§ What you will do
Work out how many lines hold the string "type". The answer is a single number, nothing more.

[Figure record listings]
####
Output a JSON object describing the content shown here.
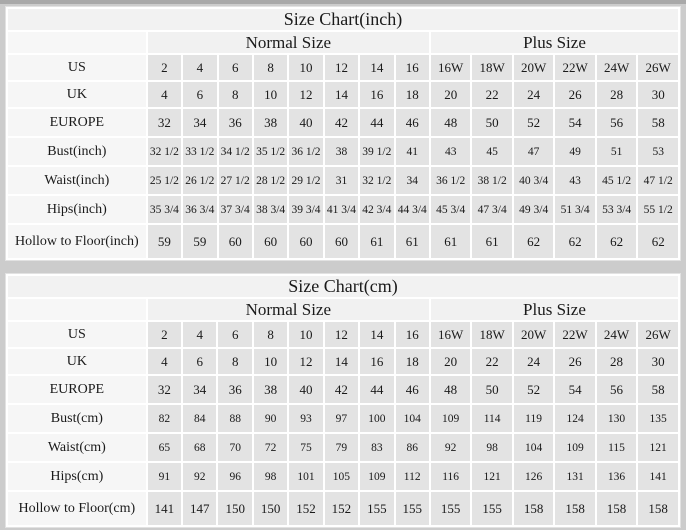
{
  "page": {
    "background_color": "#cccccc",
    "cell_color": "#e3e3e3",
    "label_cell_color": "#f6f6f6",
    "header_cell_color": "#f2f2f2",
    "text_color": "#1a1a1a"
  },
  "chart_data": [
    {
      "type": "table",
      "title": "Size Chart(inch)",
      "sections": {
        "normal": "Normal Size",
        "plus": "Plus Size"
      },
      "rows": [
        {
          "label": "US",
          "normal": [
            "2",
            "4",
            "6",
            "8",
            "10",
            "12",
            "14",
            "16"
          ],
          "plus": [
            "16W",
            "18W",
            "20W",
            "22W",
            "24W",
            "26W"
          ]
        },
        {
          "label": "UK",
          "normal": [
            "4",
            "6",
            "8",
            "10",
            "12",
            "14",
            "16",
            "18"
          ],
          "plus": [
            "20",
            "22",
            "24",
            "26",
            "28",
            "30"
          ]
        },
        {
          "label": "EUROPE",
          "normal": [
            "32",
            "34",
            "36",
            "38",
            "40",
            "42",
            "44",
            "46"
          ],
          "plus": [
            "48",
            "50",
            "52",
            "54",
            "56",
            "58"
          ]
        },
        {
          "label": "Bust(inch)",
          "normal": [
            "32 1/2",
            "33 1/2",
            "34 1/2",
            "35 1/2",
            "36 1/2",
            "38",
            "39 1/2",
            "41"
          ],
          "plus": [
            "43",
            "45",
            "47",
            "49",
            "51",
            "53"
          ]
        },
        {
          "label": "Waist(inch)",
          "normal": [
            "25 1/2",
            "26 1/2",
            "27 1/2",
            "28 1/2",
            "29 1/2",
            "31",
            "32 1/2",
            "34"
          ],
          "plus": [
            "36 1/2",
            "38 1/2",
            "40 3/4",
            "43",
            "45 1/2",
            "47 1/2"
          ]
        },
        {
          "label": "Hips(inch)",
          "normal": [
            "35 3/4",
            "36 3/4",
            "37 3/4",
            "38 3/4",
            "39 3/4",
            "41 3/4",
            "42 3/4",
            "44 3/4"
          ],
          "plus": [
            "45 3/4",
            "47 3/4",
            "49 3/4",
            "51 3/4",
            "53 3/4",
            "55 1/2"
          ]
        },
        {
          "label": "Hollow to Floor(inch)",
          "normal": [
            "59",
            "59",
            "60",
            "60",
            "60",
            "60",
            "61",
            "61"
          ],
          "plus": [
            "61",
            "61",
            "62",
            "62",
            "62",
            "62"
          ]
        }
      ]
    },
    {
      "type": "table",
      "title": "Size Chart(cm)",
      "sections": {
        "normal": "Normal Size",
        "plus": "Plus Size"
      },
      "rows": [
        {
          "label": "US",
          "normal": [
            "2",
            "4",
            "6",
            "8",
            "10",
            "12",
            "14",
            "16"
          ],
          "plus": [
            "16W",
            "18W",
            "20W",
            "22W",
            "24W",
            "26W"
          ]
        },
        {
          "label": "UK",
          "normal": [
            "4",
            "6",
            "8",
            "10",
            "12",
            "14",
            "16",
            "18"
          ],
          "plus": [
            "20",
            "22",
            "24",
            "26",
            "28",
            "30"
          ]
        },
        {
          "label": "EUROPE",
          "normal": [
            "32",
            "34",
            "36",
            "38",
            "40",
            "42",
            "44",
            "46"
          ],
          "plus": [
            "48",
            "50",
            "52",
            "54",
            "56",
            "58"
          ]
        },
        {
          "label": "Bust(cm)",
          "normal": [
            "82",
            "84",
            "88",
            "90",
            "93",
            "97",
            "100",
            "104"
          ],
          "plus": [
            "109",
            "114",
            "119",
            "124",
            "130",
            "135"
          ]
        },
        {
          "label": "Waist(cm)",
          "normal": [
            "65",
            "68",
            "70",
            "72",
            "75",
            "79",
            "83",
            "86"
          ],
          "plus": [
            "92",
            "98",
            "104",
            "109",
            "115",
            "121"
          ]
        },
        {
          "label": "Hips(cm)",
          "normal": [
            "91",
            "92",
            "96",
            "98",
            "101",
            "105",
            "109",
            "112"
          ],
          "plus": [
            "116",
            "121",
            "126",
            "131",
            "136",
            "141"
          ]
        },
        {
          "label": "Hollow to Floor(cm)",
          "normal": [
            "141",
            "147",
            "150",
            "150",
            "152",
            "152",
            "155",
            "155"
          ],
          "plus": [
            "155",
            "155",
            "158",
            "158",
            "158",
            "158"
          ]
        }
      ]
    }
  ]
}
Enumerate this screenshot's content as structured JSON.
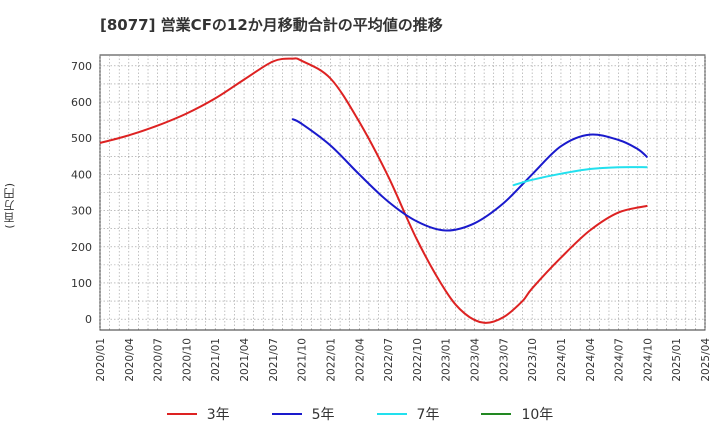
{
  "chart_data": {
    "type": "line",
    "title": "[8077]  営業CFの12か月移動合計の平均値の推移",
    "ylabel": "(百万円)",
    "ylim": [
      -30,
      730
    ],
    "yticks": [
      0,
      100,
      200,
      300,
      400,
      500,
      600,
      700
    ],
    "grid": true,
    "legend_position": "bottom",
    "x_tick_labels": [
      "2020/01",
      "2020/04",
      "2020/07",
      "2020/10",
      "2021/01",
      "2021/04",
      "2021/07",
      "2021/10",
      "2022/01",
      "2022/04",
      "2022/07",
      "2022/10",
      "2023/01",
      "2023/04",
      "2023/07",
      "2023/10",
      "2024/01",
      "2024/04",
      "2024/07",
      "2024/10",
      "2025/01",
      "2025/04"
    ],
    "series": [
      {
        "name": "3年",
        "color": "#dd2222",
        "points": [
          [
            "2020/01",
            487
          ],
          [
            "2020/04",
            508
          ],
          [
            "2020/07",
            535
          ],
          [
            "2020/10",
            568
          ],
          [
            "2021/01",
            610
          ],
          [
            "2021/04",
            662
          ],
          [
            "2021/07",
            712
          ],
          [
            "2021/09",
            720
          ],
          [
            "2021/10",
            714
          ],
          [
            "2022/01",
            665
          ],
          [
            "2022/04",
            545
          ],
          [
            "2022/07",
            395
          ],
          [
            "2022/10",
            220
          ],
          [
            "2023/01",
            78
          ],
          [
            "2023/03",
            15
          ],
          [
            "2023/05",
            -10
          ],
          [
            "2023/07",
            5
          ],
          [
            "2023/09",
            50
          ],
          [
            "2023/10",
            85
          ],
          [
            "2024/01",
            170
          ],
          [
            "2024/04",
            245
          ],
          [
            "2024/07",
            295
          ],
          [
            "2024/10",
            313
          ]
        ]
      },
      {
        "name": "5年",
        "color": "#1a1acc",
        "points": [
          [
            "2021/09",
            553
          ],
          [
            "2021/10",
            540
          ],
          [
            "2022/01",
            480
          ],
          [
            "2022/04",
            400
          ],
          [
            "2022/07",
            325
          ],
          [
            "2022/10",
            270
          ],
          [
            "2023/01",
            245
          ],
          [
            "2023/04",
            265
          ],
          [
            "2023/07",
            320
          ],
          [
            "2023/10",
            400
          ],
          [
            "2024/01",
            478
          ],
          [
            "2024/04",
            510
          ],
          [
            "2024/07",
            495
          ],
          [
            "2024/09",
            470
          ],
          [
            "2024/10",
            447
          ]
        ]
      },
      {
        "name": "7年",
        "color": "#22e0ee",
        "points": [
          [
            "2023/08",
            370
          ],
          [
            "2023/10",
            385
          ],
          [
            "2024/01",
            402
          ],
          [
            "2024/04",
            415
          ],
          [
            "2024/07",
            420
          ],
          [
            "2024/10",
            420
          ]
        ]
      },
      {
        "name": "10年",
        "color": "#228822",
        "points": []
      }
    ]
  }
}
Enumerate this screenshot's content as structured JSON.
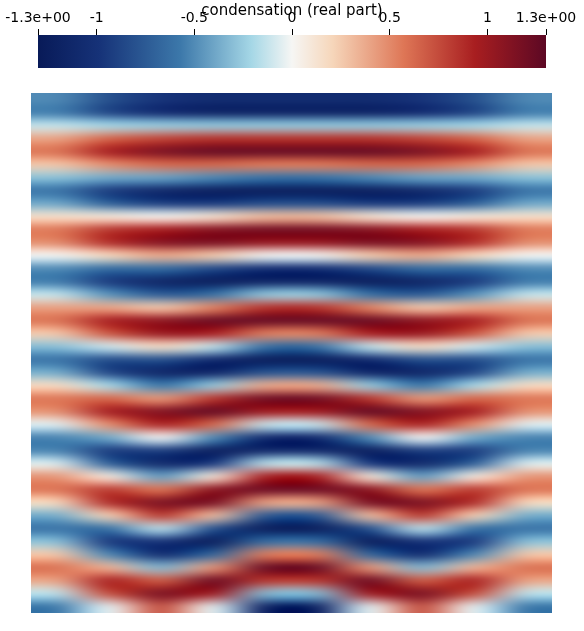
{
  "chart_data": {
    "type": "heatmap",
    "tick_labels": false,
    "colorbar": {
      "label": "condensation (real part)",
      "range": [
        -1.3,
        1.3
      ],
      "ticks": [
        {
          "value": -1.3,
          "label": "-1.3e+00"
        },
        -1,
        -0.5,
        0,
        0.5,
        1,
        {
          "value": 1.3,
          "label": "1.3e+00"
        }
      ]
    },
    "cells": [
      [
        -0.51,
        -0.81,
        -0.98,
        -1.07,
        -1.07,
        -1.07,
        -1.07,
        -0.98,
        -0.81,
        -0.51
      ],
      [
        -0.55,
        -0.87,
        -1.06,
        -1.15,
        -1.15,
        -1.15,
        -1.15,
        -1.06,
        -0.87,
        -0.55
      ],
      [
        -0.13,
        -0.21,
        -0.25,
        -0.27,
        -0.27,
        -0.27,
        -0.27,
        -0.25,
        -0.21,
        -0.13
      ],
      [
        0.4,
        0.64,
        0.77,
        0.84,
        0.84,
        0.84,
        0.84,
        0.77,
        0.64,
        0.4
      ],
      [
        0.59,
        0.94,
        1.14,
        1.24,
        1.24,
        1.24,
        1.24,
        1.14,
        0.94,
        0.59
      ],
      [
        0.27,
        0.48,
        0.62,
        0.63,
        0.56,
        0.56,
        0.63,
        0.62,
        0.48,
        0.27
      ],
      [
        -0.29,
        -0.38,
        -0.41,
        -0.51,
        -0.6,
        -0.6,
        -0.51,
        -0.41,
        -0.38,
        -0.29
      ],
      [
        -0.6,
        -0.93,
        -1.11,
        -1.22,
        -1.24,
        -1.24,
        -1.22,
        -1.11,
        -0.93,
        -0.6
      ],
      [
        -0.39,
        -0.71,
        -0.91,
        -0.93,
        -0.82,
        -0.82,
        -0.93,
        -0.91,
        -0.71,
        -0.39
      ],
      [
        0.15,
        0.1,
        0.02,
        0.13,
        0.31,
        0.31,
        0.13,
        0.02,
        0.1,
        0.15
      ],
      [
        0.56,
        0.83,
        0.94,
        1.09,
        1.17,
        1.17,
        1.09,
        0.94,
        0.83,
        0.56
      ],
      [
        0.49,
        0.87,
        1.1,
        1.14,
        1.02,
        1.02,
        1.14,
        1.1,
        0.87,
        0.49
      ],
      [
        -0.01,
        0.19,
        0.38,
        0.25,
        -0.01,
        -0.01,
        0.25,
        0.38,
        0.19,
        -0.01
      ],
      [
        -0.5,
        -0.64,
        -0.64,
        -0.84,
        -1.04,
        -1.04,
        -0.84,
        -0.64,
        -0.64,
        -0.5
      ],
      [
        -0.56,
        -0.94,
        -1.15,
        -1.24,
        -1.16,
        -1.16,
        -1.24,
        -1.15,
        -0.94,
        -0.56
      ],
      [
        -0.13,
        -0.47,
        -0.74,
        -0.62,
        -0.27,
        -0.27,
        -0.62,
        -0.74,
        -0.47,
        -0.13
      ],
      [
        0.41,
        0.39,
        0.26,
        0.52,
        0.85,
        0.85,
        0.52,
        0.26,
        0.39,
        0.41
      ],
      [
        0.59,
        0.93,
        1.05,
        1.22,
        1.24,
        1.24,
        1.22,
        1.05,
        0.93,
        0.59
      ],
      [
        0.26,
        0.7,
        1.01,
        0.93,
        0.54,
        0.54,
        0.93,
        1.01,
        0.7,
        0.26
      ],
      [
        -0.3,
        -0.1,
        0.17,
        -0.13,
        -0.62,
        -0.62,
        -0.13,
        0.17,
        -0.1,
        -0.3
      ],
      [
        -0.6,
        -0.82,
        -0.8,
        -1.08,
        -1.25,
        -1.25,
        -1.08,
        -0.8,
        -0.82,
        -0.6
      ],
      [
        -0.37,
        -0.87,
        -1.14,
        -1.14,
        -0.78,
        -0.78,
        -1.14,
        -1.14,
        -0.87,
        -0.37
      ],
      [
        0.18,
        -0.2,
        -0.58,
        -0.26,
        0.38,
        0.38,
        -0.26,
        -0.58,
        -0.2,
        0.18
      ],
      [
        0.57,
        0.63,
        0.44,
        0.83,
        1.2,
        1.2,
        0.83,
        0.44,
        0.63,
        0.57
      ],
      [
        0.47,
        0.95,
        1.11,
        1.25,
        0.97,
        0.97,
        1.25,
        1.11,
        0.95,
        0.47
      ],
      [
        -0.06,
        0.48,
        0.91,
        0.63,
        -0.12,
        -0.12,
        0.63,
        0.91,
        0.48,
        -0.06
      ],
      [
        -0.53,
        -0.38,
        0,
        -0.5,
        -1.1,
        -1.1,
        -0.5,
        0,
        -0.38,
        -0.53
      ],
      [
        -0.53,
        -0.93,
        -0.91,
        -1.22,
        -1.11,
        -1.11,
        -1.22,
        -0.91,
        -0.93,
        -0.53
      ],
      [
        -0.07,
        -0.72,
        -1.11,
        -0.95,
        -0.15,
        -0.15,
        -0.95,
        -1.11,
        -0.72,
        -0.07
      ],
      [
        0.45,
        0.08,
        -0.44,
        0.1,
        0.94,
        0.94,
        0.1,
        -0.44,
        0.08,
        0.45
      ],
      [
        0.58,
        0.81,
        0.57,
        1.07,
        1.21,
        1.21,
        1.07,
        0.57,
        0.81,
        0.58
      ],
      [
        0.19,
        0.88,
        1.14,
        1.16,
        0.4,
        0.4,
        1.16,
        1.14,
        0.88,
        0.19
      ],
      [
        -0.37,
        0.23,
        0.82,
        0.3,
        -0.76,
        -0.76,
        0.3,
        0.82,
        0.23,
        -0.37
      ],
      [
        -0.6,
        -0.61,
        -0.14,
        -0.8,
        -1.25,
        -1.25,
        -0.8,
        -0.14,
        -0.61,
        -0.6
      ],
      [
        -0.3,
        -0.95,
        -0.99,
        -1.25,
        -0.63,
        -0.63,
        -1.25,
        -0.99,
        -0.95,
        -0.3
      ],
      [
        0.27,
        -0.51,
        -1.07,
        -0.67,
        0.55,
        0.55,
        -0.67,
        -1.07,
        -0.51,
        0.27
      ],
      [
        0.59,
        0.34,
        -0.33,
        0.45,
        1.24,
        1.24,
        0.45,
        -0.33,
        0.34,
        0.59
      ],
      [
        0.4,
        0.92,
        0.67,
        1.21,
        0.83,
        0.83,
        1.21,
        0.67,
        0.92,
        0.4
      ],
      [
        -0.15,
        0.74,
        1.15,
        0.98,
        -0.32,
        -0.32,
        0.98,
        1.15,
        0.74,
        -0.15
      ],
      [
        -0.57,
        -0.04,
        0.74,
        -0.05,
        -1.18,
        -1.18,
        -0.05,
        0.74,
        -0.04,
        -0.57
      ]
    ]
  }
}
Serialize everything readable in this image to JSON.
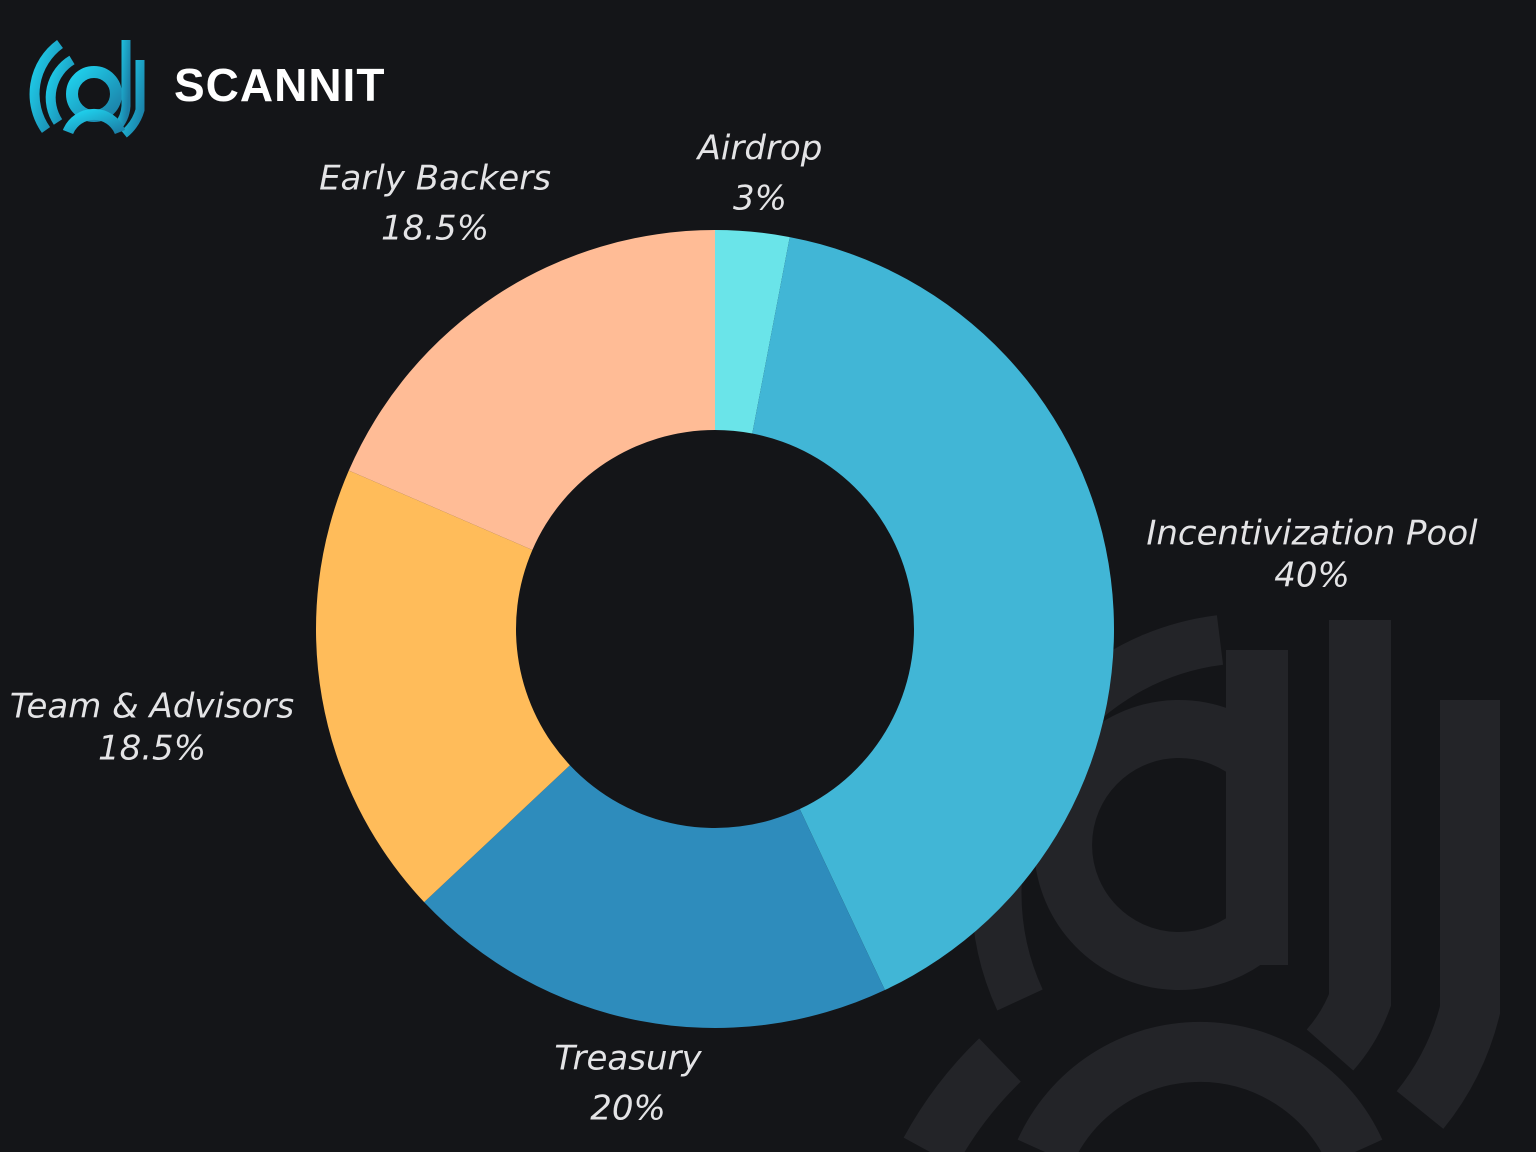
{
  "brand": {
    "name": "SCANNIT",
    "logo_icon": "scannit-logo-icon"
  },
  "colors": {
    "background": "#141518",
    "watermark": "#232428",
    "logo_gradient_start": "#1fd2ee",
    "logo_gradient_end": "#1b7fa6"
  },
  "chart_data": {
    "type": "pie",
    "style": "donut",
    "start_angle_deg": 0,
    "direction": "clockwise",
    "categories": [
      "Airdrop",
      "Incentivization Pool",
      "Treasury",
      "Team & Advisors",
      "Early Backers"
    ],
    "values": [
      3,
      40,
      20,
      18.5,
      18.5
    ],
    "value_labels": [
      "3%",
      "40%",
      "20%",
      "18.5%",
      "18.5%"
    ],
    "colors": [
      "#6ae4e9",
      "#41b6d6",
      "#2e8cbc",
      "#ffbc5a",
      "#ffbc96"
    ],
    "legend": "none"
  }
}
####
§ Reply
5